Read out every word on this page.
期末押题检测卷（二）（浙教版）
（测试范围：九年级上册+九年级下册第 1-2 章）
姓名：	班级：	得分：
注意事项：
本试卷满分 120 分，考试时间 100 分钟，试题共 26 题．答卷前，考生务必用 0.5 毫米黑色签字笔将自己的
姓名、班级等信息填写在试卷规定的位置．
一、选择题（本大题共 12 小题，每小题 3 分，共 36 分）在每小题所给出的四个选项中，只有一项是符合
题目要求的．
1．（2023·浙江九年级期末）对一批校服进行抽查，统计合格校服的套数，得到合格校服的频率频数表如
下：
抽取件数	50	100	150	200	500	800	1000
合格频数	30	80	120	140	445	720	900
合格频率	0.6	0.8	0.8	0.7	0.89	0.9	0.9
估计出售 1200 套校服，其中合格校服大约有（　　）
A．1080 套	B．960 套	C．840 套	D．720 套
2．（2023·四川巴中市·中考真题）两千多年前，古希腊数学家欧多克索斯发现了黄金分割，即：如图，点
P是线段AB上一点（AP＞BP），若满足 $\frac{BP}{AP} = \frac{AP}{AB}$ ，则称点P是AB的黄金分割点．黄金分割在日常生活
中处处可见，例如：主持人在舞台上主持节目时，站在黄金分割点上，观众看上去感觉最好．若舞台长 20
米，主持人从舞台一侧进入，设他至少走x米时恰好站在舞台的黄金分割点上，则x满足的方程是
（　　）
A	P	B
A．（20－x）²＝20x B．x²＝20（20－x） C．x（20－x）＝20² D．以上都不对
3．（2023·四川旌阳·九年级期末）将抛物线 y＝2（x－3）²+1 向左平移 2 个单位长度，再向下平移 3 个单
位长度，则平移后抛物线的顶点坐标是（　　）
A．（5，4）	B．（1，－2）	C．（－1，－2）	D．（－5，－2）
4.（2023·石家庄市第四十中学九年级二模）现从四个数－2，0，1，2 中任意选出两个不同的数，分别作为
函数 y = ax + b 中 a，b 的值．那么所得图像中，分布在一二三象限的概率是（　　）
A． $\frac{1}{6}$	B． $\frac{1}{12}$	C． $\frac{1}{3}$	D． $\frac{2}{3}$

EXERCISE INSTRUCTIONS ▸
Quote every line of the data, word for word.

EXERCISE RESULT ▸
Read out every word on this page.
期末押题检测卷（二）（浙教版）
（测试范围：九年级上册+九年级下册第 1-2 章）
姓名：	班级：	得分：
注意事项：
本试卷满分 120 分，考试时间 100 分钟，试题共 26 题．答卷前，考生务必用 0.5 毫米黑色签字笔将自己的
姓名、班级等信息填写在试卷规定的位置．
一、选择题（本大题共 12 小题，每小题 3 分，共 36 分）在每小题所给出的四个选项中，只有一项是符合
题目要求的．
1．（2023·浙江九年级期末）对一批校服进行抽查，统计合格校服的套数，得到合格校服的频率频数表如
下：
抽取件数	50	100	150	200	500	800	1000
合格频数	30	80	120	140	445	720	900
合格频率	0.6	0.8	0.8	0.7	0.89	0.9	0.9
估计出售 1200 套校服，其中合格校服大约有（　　）
A．1080 套	B．960 套	C．840 套	D．720 套
2．（2023·四川巴中市·中考真题）两千多年前，古希腊数学家欧多克索斯发现了黄金分割，即：如图，点
P是线段AB上一点（AP＞BP），若满足 $\frac{BP}{AP} = \frac{AP}{AB}$ ，则称点P是AB的黄金分割点．黄金分割在日常生活
中处处可见，例如：主持人在舞台上主持节目时，站在黄金分割点上，观众看上去感觉最好．若舞台长 20
米，主持人从舞台一侧进入，设他至少走x米时恰好站在舞台的黄金分割点上，则x满足的方程是
（　　）
A	P	B
A．（20－x）²＝20x B．x²＝20（20－x） C．x（20－x）＝20² D．以上都不对
3．（2023·四川旌阳·九年级期末）将抛物线 y＝2（x－3）²+1 向左平移 2 个单位长度，再向下平移 3 个单
位长度，则平移后抛物线的顶点坐标是（　　）
A．（5，4）	B．（1，－2）	C．（－1，－2）	D．（－5，－2）
4.（2023·石家庄市第四十中学九年级二模）现从四个数－2，0，1，2 中任意选出两个不同的数，分别作为
函数 y = ax + b 中 a，b 的值．那么所得图像中，分布在一二三象限的概率是（　　）
A． $\frac{1}{6}$	B． $\frac{1}{12}$	C． $\frac{1}{3}$	D． $\frac{2}{3}$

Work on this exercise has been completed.